◆ **Records supplied**
>>

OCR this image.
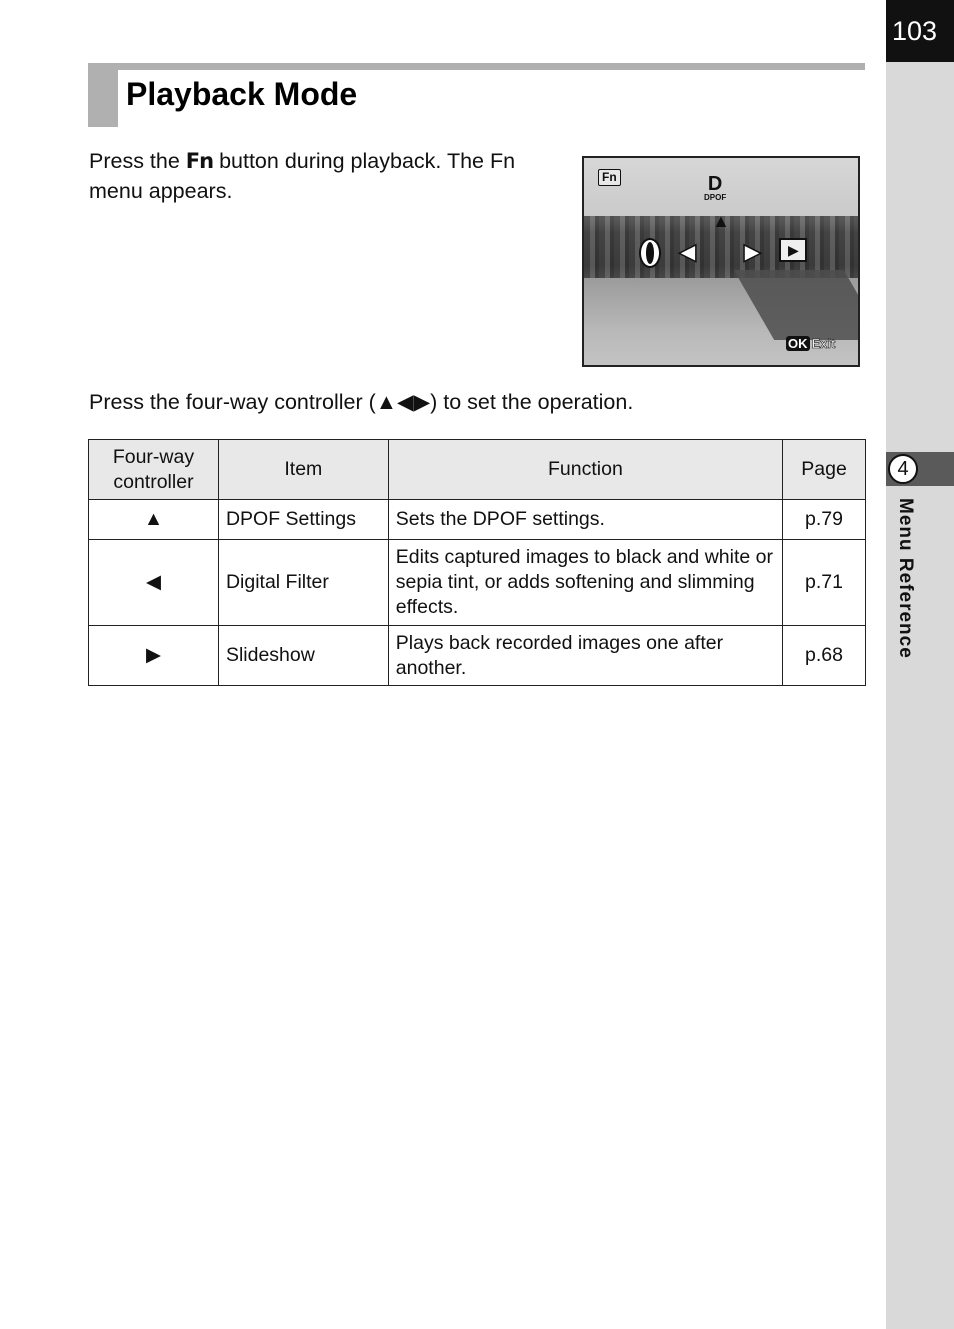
103
4
Menu Reference
Playback Mode

Press the Fn button during playback. The Fn menu appears.

Fn	D
DPOF
▲
◀ ▶ ▶
OK Exit

Press the four-way controller (▲◀▶) to set the operation.

Four-way controller	Item	Function	Page
▲	DPOF Settings	Sets the DPOF settings.	p.79
◀	Digital Filter	Edits captured images to black and white or sepia tint, or adds softening and slimming effects.	p.71
▶	Slideshow	Plays back recorded images one after another.	p.68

<<

◆ **Work required**
Transcribe the complete set of entries verbatim. No pictures belong in the copy.

◆ **Output for this task**
OCR this image.
103
4
Menu Reference
Playback Mode

Press the Fn button during playback. The Fn menu appears.

Fn	D
DPOF
▲
◀ ▶ ▶
OK Exit

Press the four-way controller (▲◀▶) to set the operation.

Four-way controller	Item	Function	Page
▲	DPOF Settings	Sets the DPOF settings.	p.79
◀	Digital Filter	Edits captured images to black and white or sepia tint, or adds softening and slimming effects.	p.71
▶	Slideshow	Plays back recorded images one after another.	p.68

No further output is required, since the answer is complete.